- [Given task]
Which lines hold the word "this"? Show each of them.

- [Record set]
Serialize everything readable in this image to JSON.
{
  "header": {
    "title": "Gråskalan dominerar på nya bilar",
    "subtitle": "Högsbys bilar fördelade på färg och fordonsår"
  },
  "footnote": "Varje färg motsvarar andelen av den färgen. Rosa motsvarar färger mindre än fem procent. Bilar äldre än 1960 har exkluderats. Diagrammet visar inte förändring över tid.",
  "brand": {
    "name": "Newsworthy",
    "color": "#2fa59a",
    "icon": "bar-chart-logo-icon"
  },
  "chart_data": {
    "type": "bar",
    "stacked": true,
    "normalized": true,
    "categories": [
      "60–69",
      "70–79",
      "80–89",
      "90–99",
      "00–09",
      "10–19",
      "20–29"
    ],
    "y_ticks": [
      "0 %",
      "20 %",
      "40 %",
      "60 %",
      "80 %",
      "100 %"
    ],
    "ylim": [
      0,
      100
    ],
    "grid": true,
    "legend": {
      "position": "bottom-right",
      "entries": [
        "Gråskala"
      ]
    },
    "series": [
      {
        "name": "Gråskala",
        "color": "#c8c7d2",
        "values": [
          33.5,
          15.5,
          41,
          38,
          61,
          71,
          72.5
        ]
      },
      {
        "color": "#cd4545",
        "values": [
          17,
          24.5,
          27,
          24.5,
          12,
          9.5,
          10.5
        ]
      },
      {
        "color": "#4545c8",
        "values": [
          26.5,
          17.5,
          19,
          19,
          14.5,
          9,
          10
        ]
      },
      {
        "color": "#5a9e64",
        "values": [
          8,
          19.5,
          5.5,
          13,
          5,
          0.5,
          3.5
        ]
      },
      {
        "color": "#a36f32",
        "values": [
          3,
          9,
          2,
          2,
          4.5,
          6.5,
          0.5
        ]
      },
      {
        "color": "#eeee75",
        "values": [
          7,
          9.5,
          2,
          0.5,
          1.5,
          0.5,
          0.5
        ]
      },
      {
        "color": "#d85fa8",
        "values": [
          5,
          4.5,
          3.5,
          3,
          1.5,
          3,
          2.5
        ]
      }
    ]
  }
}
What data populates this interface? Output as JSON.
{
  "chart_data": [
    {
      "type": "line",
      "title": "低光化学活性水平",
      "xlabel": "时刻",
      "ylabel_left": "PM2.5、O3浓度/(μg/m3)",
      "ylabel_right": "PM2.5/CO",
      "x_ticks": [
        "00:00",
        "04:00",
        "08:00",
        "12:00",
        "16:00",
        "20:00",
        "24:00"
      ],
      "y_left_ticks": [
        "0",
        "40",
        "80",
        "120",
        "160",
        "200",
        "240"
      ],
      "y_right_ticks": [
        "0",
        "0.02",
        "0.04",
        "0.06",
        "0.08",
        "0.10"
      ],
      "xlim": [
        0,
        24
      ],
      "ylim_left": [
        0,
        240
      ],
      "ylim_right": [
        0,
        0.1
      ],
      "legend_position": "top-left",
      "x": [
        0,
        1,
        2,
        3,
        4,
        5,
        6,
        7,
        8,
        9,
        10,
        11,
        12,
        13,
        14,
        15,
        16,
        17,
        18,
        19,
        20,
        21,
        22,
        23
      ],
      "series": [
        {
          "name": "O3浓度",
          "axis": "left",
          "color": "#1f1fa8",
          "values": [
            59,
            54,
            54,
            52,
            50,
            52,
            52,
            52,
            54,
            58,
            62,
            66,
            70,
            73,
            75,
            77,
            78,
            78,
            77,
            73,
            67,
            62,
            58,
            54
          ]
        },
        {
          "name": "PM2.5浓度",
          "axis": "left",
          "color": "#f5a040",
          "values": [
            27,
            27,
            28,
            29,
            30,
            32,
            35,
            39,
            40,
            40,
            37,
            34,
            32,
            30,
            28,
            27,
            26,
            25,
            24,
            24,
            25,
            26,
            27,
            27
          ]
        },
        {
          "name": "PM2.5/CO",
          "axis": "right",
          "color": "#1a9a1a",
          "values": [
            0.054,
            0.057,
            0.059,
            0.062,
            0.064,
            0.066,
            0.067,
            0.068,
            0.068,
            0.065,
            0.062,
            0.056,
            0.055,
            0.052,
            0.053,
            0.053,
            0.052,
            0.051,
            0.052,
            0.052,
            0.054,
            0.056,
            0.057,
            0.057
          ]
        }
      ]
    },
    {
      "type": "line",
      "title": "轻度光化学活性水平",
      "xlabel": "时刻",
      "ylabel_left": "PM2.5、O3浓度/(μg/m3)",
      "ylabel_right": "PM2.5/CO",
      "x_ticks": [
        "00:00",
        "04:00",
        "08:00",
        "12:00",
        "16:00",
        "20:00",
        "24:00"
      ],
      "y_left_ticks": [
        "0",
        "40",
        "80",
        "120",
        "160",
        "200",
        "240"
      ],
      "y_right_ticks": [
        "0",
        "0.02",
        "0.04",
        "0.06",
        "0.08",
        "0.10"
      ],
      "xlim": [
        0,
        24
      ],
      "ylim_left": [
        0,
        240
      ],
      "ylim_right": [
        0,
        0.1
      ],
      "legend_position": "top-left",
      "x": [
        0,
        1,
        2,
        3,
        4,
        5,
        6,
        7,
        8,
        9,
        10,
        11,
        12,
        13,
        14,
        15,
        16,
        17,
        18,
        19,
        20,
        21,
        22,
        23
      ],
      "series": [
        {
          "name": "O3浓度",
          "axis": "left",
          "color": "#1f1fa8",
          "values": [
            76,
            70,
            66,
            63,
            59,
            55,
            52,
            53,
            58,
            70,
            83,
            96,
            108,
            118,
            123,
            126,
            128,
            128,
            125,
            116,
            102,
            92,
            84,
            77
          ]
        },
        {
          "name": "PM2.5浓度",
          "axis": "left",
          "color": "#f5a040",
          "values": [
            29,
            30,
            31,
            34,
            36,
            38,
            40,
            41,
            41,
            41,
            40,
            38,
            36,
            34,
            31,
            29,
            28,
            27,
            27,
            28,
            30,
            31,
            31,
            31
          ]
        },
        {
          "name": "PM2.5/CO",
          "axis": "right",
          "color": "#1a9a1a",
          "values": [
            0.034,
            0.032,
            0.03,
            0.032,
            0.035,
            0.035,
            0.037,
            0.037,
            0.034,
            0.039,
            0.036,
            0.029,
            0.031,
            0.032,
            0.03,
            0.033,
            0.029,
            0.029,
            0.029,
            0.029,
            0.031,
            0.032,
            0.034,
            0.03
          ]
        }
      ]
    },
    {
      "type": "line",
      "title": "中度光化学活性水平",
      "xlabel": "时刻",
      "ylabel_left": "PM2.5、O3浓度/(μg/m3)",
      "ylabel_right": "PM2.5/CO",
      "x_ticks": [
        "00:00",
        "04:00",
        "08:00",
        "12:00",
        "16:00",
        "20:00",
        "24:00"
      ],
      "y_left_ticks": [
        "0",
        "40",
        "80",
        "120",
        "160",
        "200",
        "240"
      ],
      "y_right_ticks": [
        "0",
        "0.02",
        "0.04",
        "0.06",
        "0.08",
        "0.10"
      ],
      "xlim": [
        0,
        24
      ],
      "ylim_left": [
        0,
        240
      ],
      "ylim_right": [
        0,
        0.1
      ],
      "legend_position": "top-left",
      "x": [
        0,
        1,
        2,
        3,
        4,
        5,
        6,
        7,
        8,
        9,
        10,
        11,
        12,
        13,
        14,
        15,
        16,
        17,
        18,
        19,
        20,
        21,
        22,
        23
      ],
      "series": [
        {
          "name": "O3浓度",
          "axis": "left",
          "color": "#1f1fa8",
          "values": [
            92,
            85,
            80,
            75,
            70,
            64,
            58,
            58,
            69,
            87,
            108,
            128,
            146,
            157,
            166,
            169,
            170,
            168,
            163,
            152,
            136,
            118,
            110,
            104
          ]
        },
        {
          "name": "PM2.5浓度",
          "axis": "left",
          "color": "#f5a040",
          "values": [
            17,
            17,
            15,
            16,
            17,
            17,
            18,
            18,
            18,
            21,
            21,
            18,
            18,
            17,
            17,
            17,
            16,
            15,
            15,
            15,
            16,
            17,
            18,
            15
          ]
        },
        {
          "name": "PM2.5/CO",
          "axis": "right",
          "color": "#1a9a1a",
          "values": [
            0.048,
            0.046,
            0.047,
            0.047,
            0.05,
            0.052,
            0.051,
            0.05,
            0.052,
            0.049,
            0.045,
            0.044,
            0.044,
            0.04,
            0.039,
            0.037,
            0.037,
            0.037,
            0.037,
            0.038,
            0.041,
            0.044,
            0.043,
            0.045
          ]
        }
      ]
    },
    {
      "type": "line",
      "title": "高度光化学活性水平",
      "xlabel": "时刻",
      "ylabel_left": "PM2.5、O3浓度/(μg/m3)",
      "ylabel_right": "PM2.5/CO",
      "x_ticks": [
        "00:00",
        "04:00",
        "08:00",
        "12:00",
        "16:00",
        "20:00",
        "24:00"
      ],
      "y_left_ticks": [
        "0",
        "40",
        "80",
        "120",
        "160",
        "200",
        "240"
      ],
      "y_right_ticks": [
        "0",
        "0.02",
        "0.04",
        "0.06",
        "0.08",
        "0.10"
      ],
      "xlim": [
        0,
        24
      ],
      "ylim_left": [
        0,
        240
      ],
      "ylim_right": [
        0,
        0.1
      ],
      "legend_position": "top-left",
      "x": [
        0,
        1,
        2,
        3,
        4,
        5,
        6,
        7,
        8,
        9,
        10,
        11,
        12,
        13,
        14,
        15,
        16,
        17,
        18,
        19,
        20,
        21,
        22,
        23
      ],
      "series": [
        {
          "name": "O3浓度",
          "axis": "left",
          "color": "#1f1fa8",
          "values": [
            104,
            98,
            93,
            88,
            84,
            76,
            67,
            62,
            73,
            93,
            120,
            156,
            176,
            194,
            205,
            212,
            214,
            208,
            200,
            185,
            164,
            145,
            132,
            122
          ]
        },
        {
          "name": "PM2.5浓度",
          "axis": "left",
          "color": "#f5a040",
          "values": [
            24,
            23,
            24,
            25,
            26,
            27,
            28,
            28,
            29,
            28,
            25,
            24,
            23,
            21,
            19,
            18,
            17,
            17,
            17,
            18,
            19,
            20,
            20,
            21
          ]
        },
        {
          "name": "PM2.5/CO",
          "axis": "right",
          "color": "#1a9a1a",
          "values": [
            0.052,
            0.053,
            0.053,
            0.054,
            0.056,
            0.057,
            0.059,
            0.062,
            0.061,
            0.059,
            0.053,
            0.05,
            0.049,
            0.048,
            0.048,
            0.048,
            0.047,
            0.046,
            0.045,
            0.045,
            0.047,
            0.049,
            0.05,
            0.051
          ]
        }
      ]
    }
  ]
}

- [Answer in full]
Serialize everything readable in this image to JSON.
What data populates this interface? Output as JSON.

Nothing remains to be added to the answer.